▽

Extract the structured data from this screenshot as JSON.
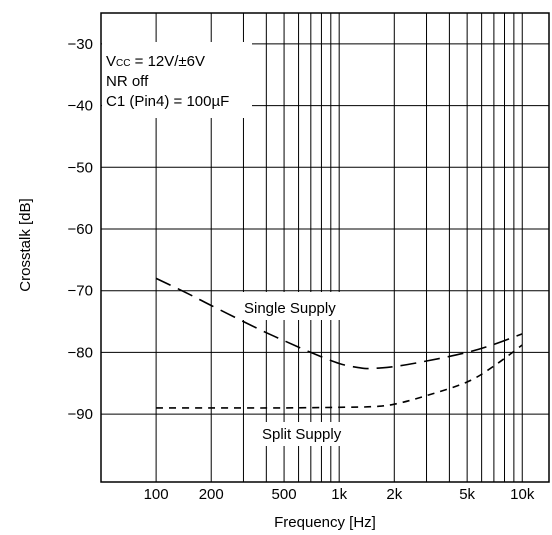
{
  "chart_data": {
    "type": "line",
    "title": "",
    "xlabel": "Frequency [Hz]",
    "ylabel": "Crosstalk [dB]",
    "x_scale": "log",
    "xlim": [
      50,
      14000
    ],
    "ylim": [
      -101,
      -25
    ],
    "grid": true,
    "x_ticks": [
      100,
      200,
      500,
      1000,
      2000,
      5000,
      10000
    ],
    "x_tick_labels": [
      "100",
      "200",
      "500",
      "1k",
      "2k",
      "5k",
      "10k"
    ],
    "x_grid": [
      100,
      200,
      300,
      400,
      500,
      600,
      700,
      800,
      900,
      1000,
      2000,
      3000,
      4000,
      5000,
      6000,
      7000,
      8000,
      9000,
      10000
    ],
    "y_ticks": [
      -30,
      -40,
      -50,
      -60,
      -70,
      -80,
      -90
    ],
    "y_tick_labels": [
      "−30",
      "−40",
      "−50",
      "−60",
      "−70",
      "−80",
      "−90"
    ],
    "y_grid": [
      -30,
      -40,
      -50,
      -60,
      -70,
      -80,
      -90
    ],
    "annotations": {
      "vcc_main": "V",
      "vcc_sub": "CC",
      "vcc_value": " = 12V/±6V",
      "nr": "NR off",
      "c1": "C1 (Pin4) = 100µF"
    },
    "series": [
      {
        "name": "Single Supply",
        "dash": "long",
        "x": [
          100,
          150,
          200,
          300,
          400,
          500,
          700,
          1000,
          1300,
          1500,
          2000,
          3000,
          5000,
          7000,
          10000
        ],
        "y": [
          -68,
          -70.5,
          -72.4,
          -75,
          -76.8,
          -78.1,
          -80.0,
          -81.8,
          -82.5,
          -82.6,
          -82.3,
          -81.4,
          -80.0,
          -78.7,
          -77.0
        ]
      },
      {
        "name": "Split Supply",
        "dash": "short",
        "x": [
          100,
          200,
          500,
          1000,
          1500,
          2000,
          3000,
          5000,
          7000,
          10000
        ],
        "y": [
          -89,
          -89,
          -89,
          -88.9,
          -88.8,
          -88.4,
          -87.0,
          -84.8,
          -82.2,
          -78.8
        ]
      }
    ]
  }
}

△

◆ Request
Which lines include the word "Supply"? Copy every one of them.

◆ Reply
        "name": "Single Supply",
        "name": "Split Supply",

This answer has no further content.